= AIM OF THE TASK =
Everything in the listing except the pictures should be written out exactly.

-*-

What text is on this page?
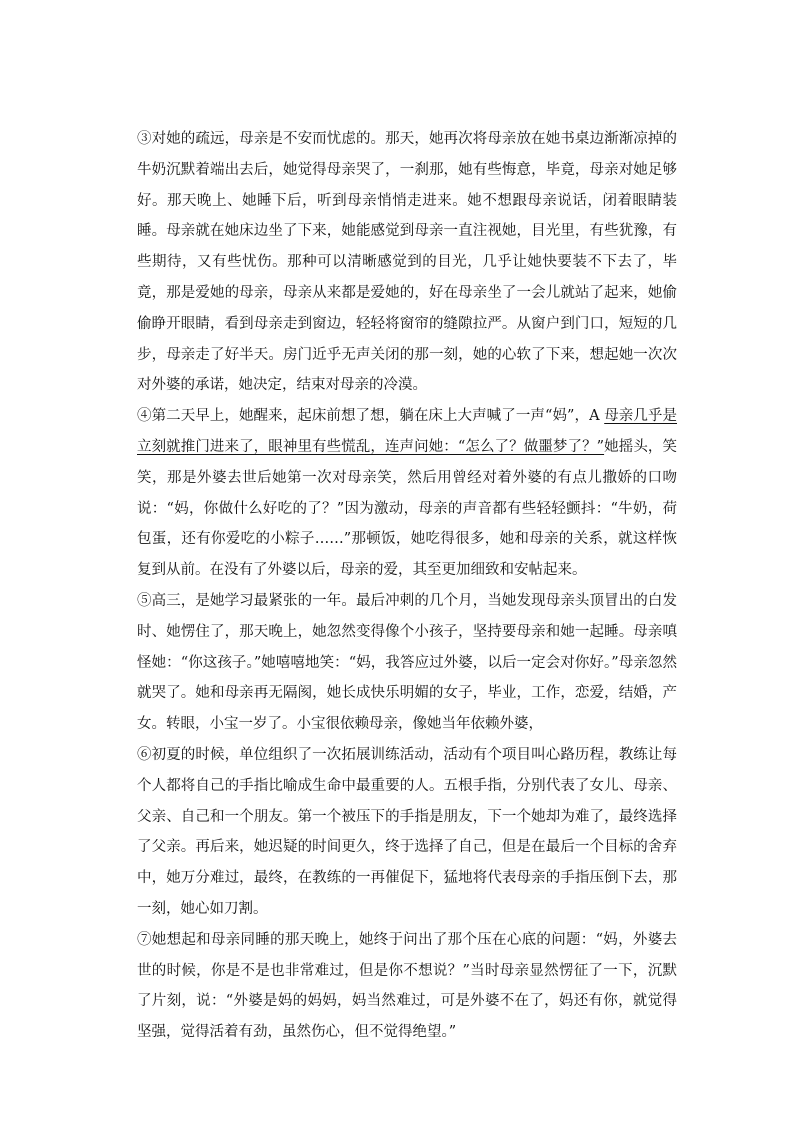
③对她的疏远，母亲是不安而忧虑的。那天，她再次将母亲放在她书桌边渐渐凉掉的牛奶沉默着端出去后，她觉得母亲哭了，一刹那，她有些悔意，毕竟，母亲对她足够好。那天晚上、她睡下后，听到母亲悄悄走进来。她不想跟母亲说话，闭着眼睛装睡。母亲就在她床边坐了下来，她能感觉到母亲一直注视她，目光里，有些犹豫，有些期待，又有些忧伤。那种可以清晰感觉到的目光，几乎让她快要装不下去了，毕竟，那是爱她的母亲，母亲从来都是爱她的，好在母亲坐了一会儿就站了起来，她偷偷睁开眼睛，看到母亲走到窗边，轻轻将窗帘的缝隙拉严。从窗户到门口，短短的几步，母亲走了好半天。房门近乎无声关闭的那一刻，她的心软了下来，想起她一次次对外婆的承诺，她决定，结束对母亲的冷漠。

④第二天早上，她醒来，起床前想了想，躺在床上大声喊了一声“妈”，A 母亲几乎是立刻就推门进来了，眼神里有些慌乱，连声问她：“怎么了？做噩梦了？”她摇头，笑笑，那是外婆去世后她第一次对母亲笑，然后用曾经对着外婆的有点儿撒娇的口吻说：“妈，你做什么好吃的了？”因为激动，母亲的声音都有些轻轻颤抖：“牛奶，荷包蛋，还有你爱吃的小粽子……”那顿饭，她吃得很多，她和母亲的关系，就这样恢复到从前。在没有了外婆以后，母亲的爱，其至更加细致和安帖起来。

⑤高三，是她学习最紧张的一年。最后冲刺的几个月，当她发现母亲头顶冒出的白发时、她愣住了，那天晚上，她忽然变得像个小孩子，坚持要母亲和她一起睡。母亲嗔怪她：“你这孩子。”她嘻嘻地笑：“妈，我答应过外婆，以后一定会对你好。”母亲忽然就哭了。她和母亲再无隔阂，她长成快乐明媚的女子，毕业，工作，恋爱，结婚，产女。转眼，小宝一岁了。小宝很依赖母亲，像她当年依赖外婆，

⑥初夏的时候，单位组织了一次拓展训练活动，活动有个项目叫心路历程，教练让每个人都将自己的手指比喻成生命中最重要的人。五根手指，分别代表了女儿、母亲、父亲、自己和一个朋友。第一个被压下的手指是朋友，下一个她却为难了，最终选择了父亲。再后来，她迟疑的时间更久，终于选择了自己，但是在最后一个目标的舍弃中，她万分难过，最终，在教练的一再催促下，猛地将代表母亲的手指压倒下去，那一刻，她心如刀割。

⑦她想起和母亲同睡的那天晚上，她终于问出了那个压在心底的问题：“妈，外婆去世的时候，你是不是也非常难过，但是你不想说？”当时母亲显然愣征了一下，沉默了片刻，说：“外婆是妈的妈妈，妈当然难过，可是外婆不在了，妈还有你，就觉得坚强，觉得活着有劲，虽然伤心，但不觉得绝望。”
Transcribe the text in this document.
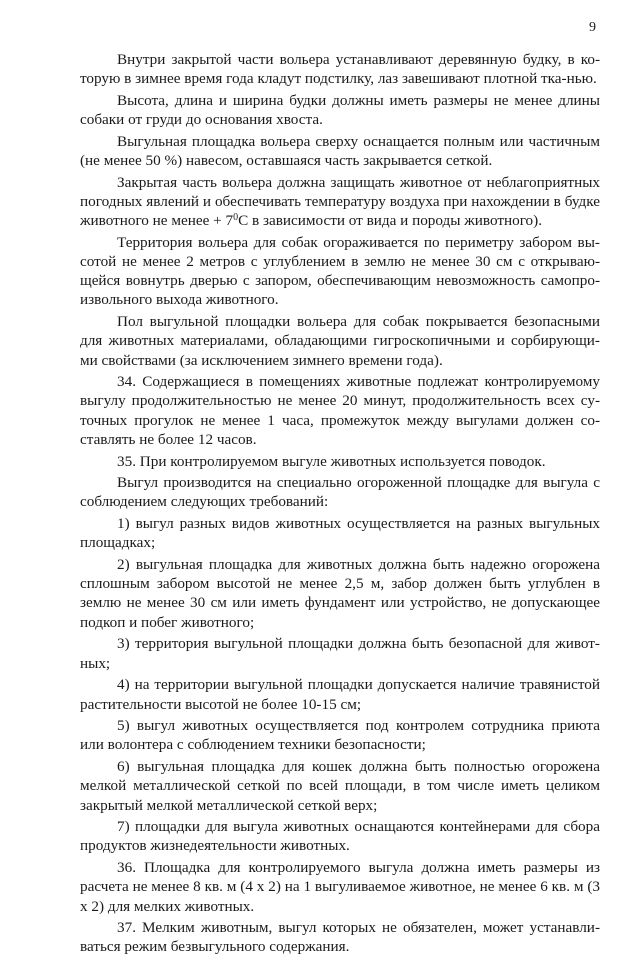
9

Внутри закрытой части вольера устанавливают деревянную будку, в ко-торую в зимнее время года кладут подстилку, лаз завешивают плотной тка-нью.

Высота, длина и ширина будки должны иметь размеры не менее длины собаки от груди до основания хвоста.

Выгульная площадка вольера сверху оснащается полным или частичным (не менее 50 %) навесом, оставшаяся часть закрывается сеткой.

Закрытая часть вольера должна защищать животное от неблагоприятных погодных явлений и обеспечивать температуру воздуха при нахождении в будке животного не менее + $7^0С$ в зависимости от вида и породы животного).

Территория вольера для собак огораживается по периметру забором вы-сотой не менее 2 метров с углублением в землю не менее 30 см с открываю-щейся вовнутрь дверью с запором, обеспечивающим невозможность самопро-извольного выхода животного.

Пол выгульной площадки вольера для собак покрывается безопасными для животных материалами, обладающими гигроскопичными и сорбирующи-ми свойствами (за исключением зимнего времени года).

34. Содержащиеся в помещениях животные подлежат контролируемому выгулу продолжительностью не менее 20 минут, продолжительность всех су-точных прогулок не менее 1 часа, промежуток между выгулами должен со-ставлять не более 12 часов.

35. При контролируемом выгуле животных используется поводок.

Выгул производится на специально огороженной площадке для выгула с соблюдением следующих требований:

1) выгул разных видов животных осуществляется на разных выгульных площадках;

2) выгульная площадка для животных должна быть надежно огорожена сплошным забором высотой не менее 2,5 м, забор должен быть углублен в землю не менее 30 см или иметь фундамент или устройство, не допускающее подкоп и побег животного;

3) территория выгульной площадки должна быть безопасной для живот-ных;

4) на территории выгульной площадки допускается наличие травянистой растительности высотой не более 10-15 см;

5) выгул животных осуществляется под контролем сотрудника приюта или волонтера с соблюдением техники безопасности;

6) выгульная площадка для кошек должна быть полностью огорожена мелкой металлической сеткой по всей площади, в том числе иметь целиком закрытый мелкой металлической сеткой верх;

7) площадки для выгула животных оснащаются контейнерами для сбора продуктов жизнедеятельности животных.

36. Площадка для контролируемого выгула должна иметь размеры из расчета не менее 8 кв. м (4 х 2) на 1 выгуливаемое животное, не менее 6 кв. м (3 х 2) для мелких животных.

37. Мелким животным, выгул которых не обязателен, может устанавли-ваться режим безвыгульного содержания.
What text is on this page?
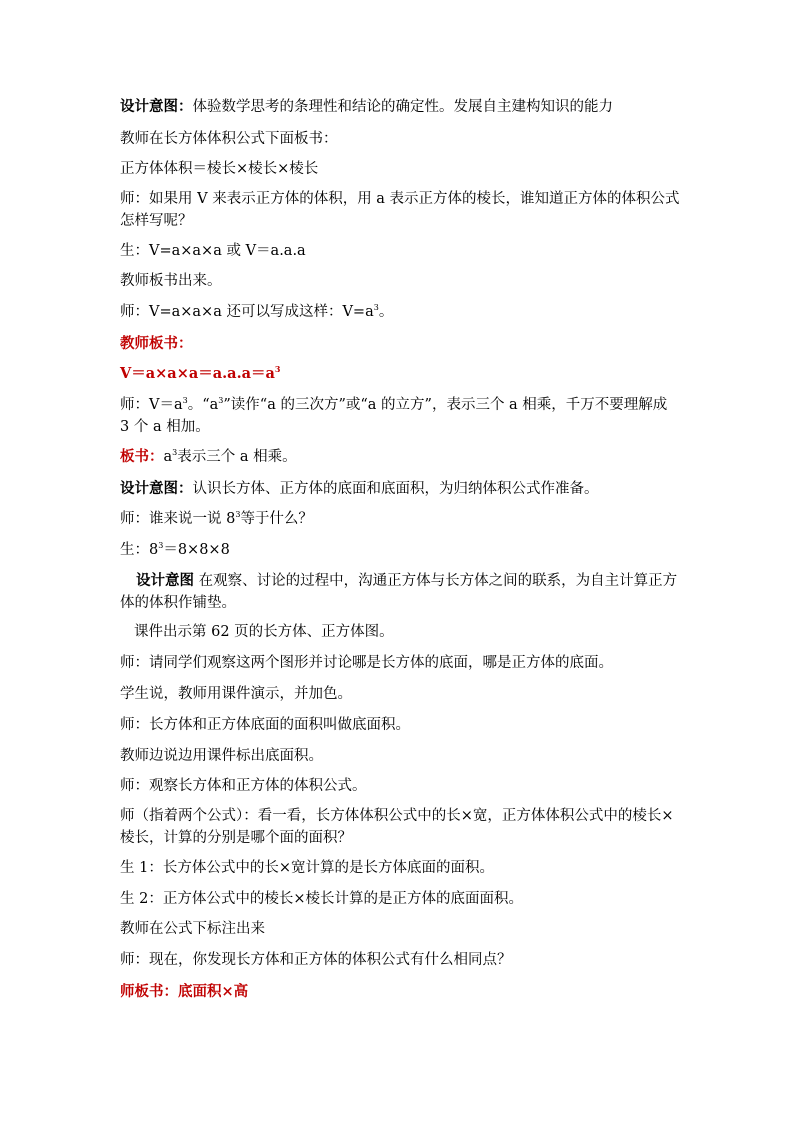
设计意图：体验数学思考的条理性和结论的确定性。发展自主建构知识的能力
教师在长方体体积公式下面板书：
正方体体积＝棱长×棱长×棱长
师：如果用 V 来表示正方体的体积，用 a 表示正方体的棱长，谁知道正方体的体积公式怎样写呢？
生：V=a×a×a 或 V＝a.a.a
教师板书出来。
师：V=a×a×a 还可以写成这样：$V=a^3$。
教师板书：
$V=a\times a\times a=a.a.a=a^3$
师：$V=a^3$。“$a^3$”读作“a 的三次方”或“a 的立方”，表示三个 a 相乘，千万不要理解成 3 个 a 相加。
板书：$a^3$表示三个 a 相乘。
设计意图：认识长方体、正方体的底面和底面积，为归纳体积公式作准备。
师：谁来说一说 $8^3$等于什么？
生：$8^3=8\times 8\times 8$
设计意图 在观察、讨论的过程中，沟通正方体与长方体之间的联系，为自主计算正方体的体积作铺垫。
课件出示第 62 页的长方体、正方体图。
师：请同学们观察这两个图形并讨论哪是长方体的底面，哪是正方体的底面。
学生说，教师用课件演示，并加色。
师：长方体和正方体底面的面积叫做底面积。
教师边说边用课件标出底面积。
师：观察长方体和正方体的体积公式。
师（指着两个公式）：看一看，长方体体积公式中的长×宽，正方体体积公式中的棱长×棱长，计算的分别是哪个面的面积？
生 1：长方体公式中的长×宽计算的是长方体底面的面积。
生 2：正方体公式中的棱长×棱长计算的是正方体的底面面积。
教师在公式下标注出来
师：现在，你发现长方体和正方体的体积公式有什么相同点？
师板书：底面积×高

-*-

= OUTPUT OF THE TASK =
What text is on this page?
③对她的疏远，母亲是不安而忧虑的。那天，她再次将母亲放在她书桌边渐渐凉掉的牛奶沉默着端出去后，她觉得母亲哭了，一刹那，她有些悔意，毕竟，母亲对她足够好。那天晚上、她睡下后，听到母亲悄悄走进来。她不想跟母亲说话，闭着眼睛装睡。母亲就在她床边坐了下来，她能感觉到母亲一直注视她，目光里，有些犹豫，有些期待，又有些忧伤。那种可以清晰感觉到的目光，几乎让她快要装不下去了，毕竟，那是爱她的母亲，母亲从来都是爱她的，好在母亲坐了一会儿就站了起来，她偷偷睁开眼睛，看到母亲走到窗边，轻轻将窗帘的缝隙拉严。从窗户到门口，短短的几步，母亲走了好半天。房门近乎无声关闭的那一刻，她的心软了下来，想起她一次次对外婆的承诺，她决定，结束对母亲的冷漠。

④第二天早上，她醒来，起床前想了想，躺在床上大声喊了一声“妈”，A 母亲几乎是立刻就推门进来了，眼神里有些慌乱，连声问她：“怎么了？做噩梦了？”她摇头，笑笑，那是外婆去世后她第一次对母亲笑，然后用曾经对着外婆的有点儿撒娇的口吻说：“妈，你做什么好吃的了？”因为激动，母亲的声音都有些轻轻颤抖：“牛奶，荷包蛋，还有你爱吃的小粽子……”那顿饭，她吃得很多，她和母亲的关系，就这样恢复到从前。在没有了外婆以后，母亲的爱，其至更加细致和安帖起来。

⑤高三，是她学习最紧张的一年。最后冲刺的几个月，当她发现母亲头顶冒出的白发时、她愣住了，那天晚上，她忽然变得像个小孩子，坚持要母亲和她一起睡。母亲嗔怪她：“你这孩子。”她嘻嘻地笑：“妈，我答应过外婆，以后一定会对你好。”母亲忽然就哭了。她和母亲再无隔阂，她长成快乐明媚的女子，毕业，工作，恋爱，结婚，产女。转眼，小宝一岁了。小宝很依赖母亲，像她当年依赖外婆，

⑥初夏的时候，单位组织了一次拓展训练活动，活动有个项目叫心路历程，教练让每个人都将自己的手指比喻成生命中最重要的人。五根手指，分别代表了女儿、母亲、父亲、自己和一个朋友。第一个被压下的手指是朋友，下一个她却为难了，最终选择了父亲。再后来，她迟疑的时间更久，终于选择了自己，但是在最后一个目标的舍弃中，她万分难过，最终，在教练的一再催促下，猛地将代表母亲的手指压倒下去，那一刻，她心如刀割。

⑦她想起和母亲同睡的那天晚上，她终于问出了那个压在心底的问题：“妈，外婆去世的时候，你是不是也非常难过，但是你不想说？”当时母亲显然愣征了一下，沉默了片刻，说：“外婆是妈的妈妈，妈当然难过，可是外婆不在了，妈还有你，就觉得坚强，觉得活着有劲，虽然伤心，但不觉得绝望。”
Transcribe the text in this document.
9

Внутри закрытой части вольера устанавливают деревянную будку, в ко-торую в зимнее время года кладут подстилку, лаз завешивают плотной тка-нью.

Высота, длина и ширина будки должны иметь размеры не менее длины собаки от груди до основания хвоста.

Выгульная площадка вольера сверху оснащается полным или частичным (не менее 50 %) навесом, оставшаяся часть закрывается сеткой.

Закрытая часть вольера должна защищать животное от неблагоприятных погодных явлений и обеспечивать температуру воздуха при нахождении в будке животного не менее + $7^0С$ в зависимости от вида и породы животного).

Территория вольера для собак огораживается по периметру забором вы-сотой не менее 2 метров с углублением в землю не менее 30 см с открываю-щейся вовнутрь дверью с запором, обеспечивающим невозможность самопро-извольного выхода животного.

Пол выгульной площадки вольера для собак покрывается безопасными для животных материалами, обладающими гигроскопичными и сорбирующи-ми свойствами (за исключением зимнего времени года).

34. Содержащиеся в помещениях животные подлежат контролируемому выгулу продолжительностью не менее 20 минут, продолжительность всех су-точных прогулок не менее 1 часа, промежуток между выгулами должен со-ставлять не более 12 часов.

35. При контролируемом выгуле животных используется поводок.

Выгул производится на специально огороженной площадке для выгула с соблюдением следующих требований:

1) выгул разных видов животных осуществляется на разных выгульных площадках;

2) выгульная площадка для животных должна быть надежно огорожена сплошным забором высотой не менее 2,5 м, забор должен быть углублен в землю не менее 30 см или иметь фундамент или устройство, не допускающее подкоп и побег животного;

3) территория выгульной площадки должна быть безопасной для живот-ных;

4) на территории выгульной площадки допускается наличие травянистой растительности высотой не более 10-15 см;

5) выгул животных осуществляется под контролем сотрудника приюта или волонтера с соблюдением техники безопасности;

6) выгульная площадка для кошек должна быть полностью огорожена мелкой металлической сеткой по всей площади, в том числе иметь целиком закрытый мелкой металлической сеткой верх;

7) площадки для выгула животных оснащаются контейнерами для сбора продуктов жизнедеятельности животных.

36. Площадка для контролируемого выгула должна иметь размеры из расчета не менее 8 кв. м (4 х 2) на 1 выгуливаемое животное, не менее 6 кв. м (3 х 2) для мелких животных.

37. Мелким животным, выгул которых не обязателен, может устанавли-ваться режим безвыгульного содержания.
What text is on this page?
设计意图：体验数学思考的条理性和结论的确定性。发展自主建构知识的能力
教师在长方体体积公式下面板书：
正方体体积＝棱长×棱长×棱长
师：如果用 V 来表示正方体的体积，用 a 表示正方体的棱长，谁知道正方体的体积公式怎样写呢？
生：V=a×a×a 或 V＝a.a.a
教师板书出来。
师：V=a×a×a 还可以写成这样：$V=a^3$。
教师板书：
$V=a\times a\times a=a.a.a=a^3$
师：$V=a^3$。“$a^3$”读作“a 的三次方”或“a 的立方”，表示三个 a 相乘，千万不要理解成 3 个 a 相加。
板书：$a^3$表示三个 a 相乘。
设计意图：认识长方体、正方体的底面和底面积，为归纳体积公式作准备。
师：谁来说一说 $8^3$等于什么？
生：$8^3=8\times 8\times 8$
设计意图 在观察、讨论的过程中，沟通正方体与长方体之间的联系，为自主计算正方体的体积作铺垫。
课件出示第 62 页的长方体、正方体图。
师：请同学们观察这两个图形并讨论哪是长方体的底面，哪是正方体的底面。
学生说，教师用课件演示，并加色。
师：长方体和正方体底面的面积叫做底面积。
教师边说边用课件标出底面积。
师：观察长方体和正方体的体积公式。
师（指着两个公式）：看一看，长方体体积公式中的长×宽，正方体体积公式中的棱长×棱长，计算的分别是哪个面的面积？
生 1：长方体公式中的长×宽计算的是长方体底面的面积。
生 2：正方体公式中的棱长×棱长计算的是正方体的底面面积。
教师在公式下标注出来
师：现在，你发现长方体和正方体的体积公式有什么相同点？
师板书：底面积×高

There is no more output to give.